— AIM OF THE EXERCISE —
Reproduce the data verbatim, beginning at its first line and continuing through the line containing "223, 467, 238]", including both of those lines.

****************************************

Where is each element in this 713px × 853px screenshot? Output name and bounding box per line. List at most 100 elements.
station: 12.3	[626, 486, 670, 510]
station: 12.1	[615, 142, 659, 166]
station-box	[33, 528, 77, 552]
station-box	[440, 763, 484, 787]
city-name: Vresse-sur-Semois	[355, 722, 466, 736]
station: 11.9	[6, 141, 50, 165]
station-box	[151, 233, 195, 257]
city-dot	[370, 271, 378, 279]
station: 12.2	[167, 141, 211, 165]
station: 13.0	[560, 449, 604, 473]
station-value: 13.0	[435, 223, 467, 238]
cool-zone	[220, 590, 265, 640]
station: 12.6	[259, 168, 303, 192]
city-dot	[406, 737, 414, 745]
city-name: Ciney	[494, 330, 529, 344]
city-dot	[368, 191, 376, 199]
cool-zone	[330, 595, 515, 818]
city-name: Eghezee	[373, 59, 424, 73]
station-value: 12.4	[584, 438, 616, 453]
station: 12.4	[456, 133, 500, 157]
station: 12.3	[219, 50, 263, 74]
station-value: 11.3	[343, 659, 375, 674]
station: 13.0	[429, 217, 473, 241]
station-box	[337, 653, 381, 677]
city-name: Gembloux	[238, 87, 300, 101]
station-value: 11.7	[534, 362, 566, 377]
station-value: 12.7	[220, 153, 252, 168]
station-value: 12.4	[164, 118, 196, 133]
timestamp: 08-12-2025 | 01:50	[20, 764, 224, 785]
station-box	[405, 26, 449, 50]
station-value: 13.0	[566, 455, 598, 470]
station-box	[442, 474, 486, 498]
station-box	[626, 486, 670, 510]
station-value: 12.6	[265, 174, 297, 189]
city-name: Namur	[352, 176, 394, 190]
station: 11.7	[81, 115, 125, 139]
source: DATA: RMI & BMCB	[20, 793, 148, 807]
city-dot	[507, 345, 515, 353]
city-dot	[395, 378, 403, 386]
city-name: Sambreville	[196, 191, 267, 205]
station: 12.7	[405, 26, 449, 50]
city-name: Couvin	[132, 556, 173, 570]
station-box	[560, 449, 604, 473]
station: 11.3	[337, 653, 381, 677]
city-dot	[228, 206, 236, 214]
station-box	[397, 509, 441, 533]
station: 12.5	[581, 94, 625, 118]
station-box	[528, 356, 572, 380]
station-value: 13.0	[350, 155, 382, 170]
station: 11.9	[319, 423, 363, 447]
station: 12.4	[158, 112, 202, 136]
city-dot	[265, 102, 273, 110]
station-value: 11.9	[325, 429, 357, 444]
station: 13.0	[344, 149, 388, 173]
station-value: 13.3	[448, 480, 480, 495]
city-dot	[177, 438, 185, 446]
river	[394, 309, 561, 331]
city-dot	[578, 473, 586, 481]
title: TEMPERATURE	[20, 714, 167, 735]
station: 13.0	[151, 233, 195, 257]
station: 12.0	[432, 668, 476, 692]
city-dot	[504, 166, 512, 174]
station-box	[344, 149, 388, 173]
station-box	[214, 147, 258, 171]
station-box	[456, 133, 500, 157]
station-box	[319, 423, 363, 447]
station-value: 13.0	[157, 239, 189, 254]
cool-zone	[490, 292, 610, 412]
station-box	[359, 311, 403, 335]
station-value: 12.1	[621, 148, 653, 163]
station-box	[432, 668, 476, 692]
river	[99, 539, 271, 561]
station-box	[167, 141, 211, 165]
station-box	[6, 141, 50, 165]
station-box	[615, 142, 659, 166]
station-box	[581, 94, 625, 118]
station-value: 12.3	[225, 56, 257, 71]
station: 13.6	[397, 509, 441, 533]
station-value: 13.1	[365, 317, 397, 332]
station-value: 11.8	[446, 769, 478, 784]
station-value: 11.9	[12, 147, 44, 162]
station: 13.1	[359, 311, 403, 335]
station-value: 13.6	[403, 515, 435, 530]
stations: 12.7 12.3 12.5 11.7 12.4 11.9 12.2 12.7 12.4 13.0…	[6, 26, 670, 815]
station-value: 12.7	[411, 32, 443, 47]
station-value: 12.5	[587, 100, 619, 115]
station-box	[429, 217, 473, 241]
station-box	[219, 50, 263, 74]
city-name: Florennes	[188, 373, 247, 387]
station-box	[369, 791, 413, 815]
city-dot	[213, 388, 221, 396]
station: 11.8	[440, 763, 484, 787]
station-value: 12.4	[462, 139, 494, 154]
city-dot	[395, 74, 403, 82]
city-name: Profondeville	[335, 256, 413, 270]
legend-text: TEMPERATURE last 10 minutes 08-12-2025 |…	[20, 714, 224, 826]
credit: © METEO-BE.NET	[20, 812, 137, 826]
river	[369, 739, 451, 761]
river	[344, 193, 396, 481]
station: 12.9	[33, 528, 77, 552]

****************************************

— COMPLETED EXERCISE —
Where is each element in this 713px × 853px screenshot? Output name and bounding box per line. List at most 100 elements.
station: 12.3	[626, 486, 670, 510]
station: 12.1	[615, 142, 659, 166]
station-box	[33, 528, 77, 552]
station-box	[440, 763, 484, 787]
city-name: Vresse-sur-Semois	[355, 722, 466, 736]
station: 11.9	[6, 141, 50, 165]
station-box	[151, 233, 195, 257]
city-dot	[370, 271, 378, 279]
station: 12.2	[167, 141, 211, 165]
station: 13.0	[560, 449, 604, 473]
station-value: 13.0	[435, 223, 467, 238]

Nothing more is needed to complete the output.